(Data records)
————

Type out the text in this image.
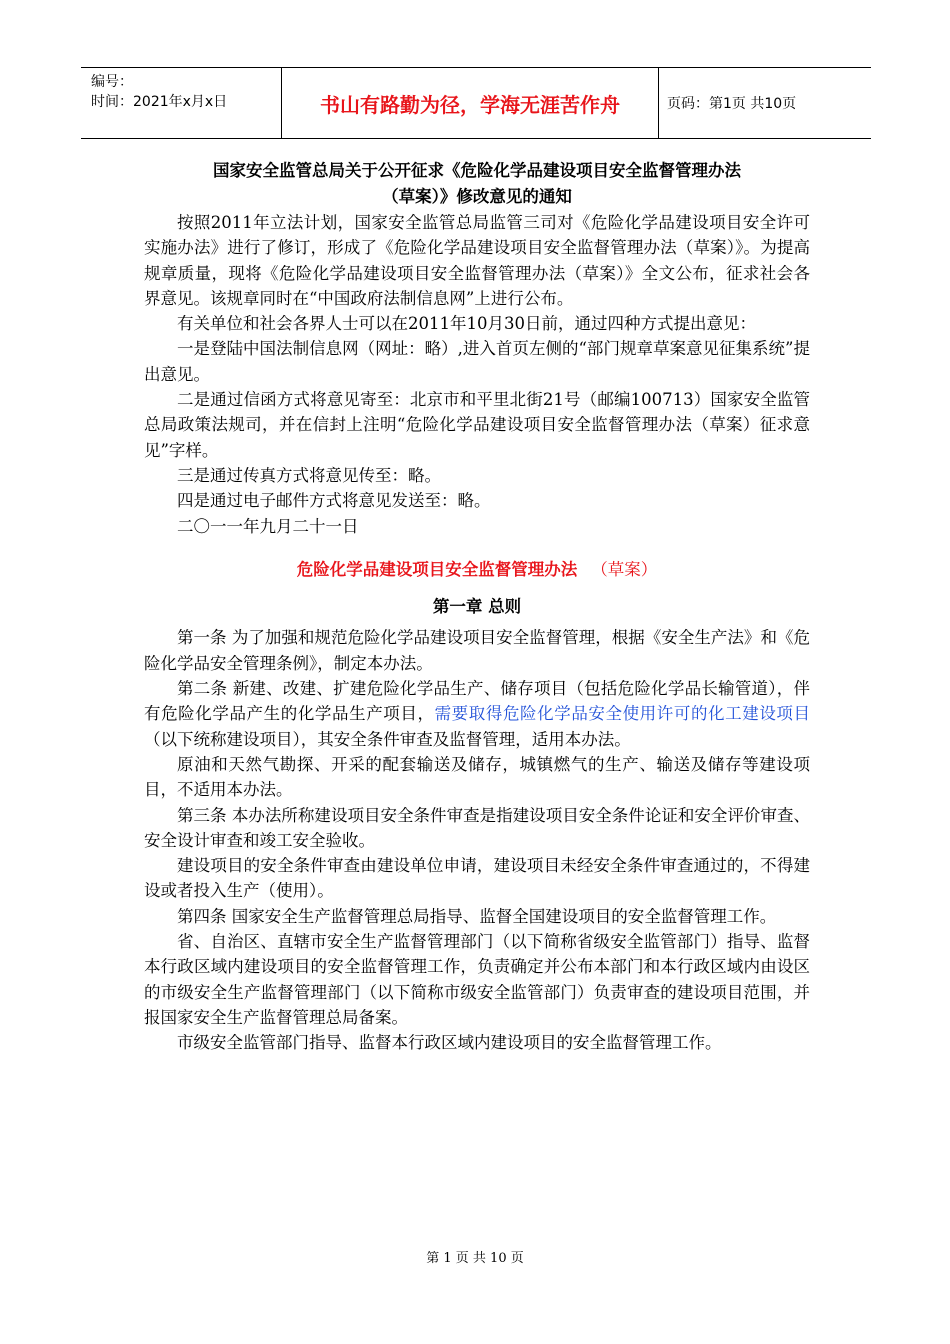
编号：
时间：2021年x月x日	书山有路勤为径，学海无涯苦作舟	页码：第1页 共10页
国家安全监管总局关于公开征求《危险化学品建设项目安全监督管理办法
（草案）》修改意见的通知
按照2011年立法计划，国家安全监管总局监管三司对《危险化学品建设项目安全许可实施办法》进行了修订，形成了《危险化学品建设项目安全监督管理办法（草案）》。为提高规章质量，现将《危险化学品建设项目安全监督管理办法（草案）》全文公布，征求社会各界意见。该规章同时在“中国政府法制信息网”上进行公布。
有关单位和社会各界人士可以在2011年10月30日前，通过四种方式提出意见：
一是登陆中国法制信息网（网址：略）,进入首页左侧的“部门规章草案意见征集系统”提出意见。
二是通过信函方式将意见寄至：北京市和平里北街21号（邮编100713）国家安全监管总局政策法规司，并在信封上注明“危险化学品建设项目安全监督管理办法（草案）征求意见”字样。
三是通过传真方式将意见传至：略。
四是通过电子邮件方式将意见发送至：略。
二〇一一年九月二十一日
危险化学品建设项目安全监督管理办法 （草案）
第一章 总则
第一条 为了加强和规范危险化学品建设项目安全监督管理，根据《安全生产法》和《危险化学品安全管理条例》，制定本办法。
第二条 新建、改建、扩建危险化学品生产、储存项目（包括危险化学品长输管道），伴有危险化学品产生的化学品生产项目，需要取得危险化学品安全使用许可的化工建设项目（以下统称建设项目），其安全条件审查及监督管理，适用本办法。
原油和天然气勘探、开采的配套输送及储存，城镇燃气的生产、输送及储存等建设项目，不适用本办法。
第三条 本办法所称建设项目安全条件审查是指建设项目安全条件论证和安全评价审查、安全设计审查和竣工安全验收。
建设项目的安全条件审查由建设单位申请，建设项目未经安全条件审查通过的，不得建设或者投入生产（使用）。
第四条 国家安全生产监督管理总局指导、监督全国建设项目的安全监督管理工作。
省、自治区、直辖市安全生产监督管理部门（以下简称省级安全监管部门）指导、监督本行政区域内建设项目的安全监督管理工作，负责确定并公布本部门和本行政区域内由设区的市级安全生产监督管理部门（以下简称市级安全监管部门）负责审查的建设项目范围，并报国家安全生产监督管理总局备案。
市级安全监管部门指导、监督本行政区域内建设项目的安全监督管理工作。
第 1 页 共 10 页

————

- PROBLEM TO SOLVE
Quote the preceding listing precisely and completely, omitting its images.

- ANSWER IN FULL
Type out the text in this image.
编号：
时间：2021年x月x日	书山有路勤为径，学海无涯苦作舟	页码：第1页 共10页
国家安全监管总局关于公开征求《危险化学品建设项目安全监督管理办法
（草案）》修改意见的通知
按照2011年立法计划，国家安全监管总局监管三司对《危险化学品建设项目安全许可实施办法》进行了修订，形成了《危险化学品建设项目安全监督管理办法（草案）》。为提高规章质量，现将《危险化学品建设项目安全监督管理办法（草案）》全文公布，征求社会各界意见。该规章同时在“中国政府法制信息网”上进行公布。
有关单位和社会各界人士可以在2011年10月30日前，通过四种方式提出意见：
一是登陆中国法制信息网（网址：略）,进入首页左侧的“部门规章草案意见征集系统”提出意见。
二是通过信函方式将意见寄至：北京市和平里北街21号（邮编100713）国家安全监管总局政策法规司，并在信封上注明“危险化学品建设项目安全监督管理办法（草案）征求意见”字样。
三是通过传真方式将意见传至：略。
四是通过电子邮件方式将意见发送至：略。
二〇一一年九月二十一日
危险化学品建设项目安全监督管理办法 （草案）
第一章 总则
第一条 为了加强和规范危险化学品建设项目安全监督管理，根据《安全生产法》和《危险化学品安全管理条例》，制定本办法。
第二条 新建、改建、扩建危险化学品生产、储存项目（包括危险化学品长输管道），伴有危险化学品产生的化学品生产项目，需要取得危险化学品安全使用许可的化工建设项目（以下统称建设项目），其安全条件审查及监督管理，适用本办法。
原油和天然气勘探、开采的配套输送及储存，城镇燃气的生产、输送及储存等建设项目，不适用本办法。
第三条 本办法所称建设项目安全条件审查是指建设项目安全条件论证和安全评价审查、安全设计审查和竣工安全验收。
建设项目的安全条件审查由建设单位申请，建设项目未经安全条件审查通过的，不得建设或者投入生产（使用）。
第四条 国家安全生产监督管理总局指导、监督全国建设项目的安全监督管理工作。
省、自治区、直辖市安全生产监督管理部门（以下简称省级安全监管部门）指导、监督本行政区域内建设项目的安全监督管理工作，负责确定并公布本部门和本行政区域内由设区的市级安全生产监督管理部门（以下简称市级安全监管部门）负责审查的建设项目范围，并报国家安全生产监督管理总局备案。
市级安全监管部门指导、监督本行政区域内建设项目的安全监督管理工作。
第 1 页 共 10 页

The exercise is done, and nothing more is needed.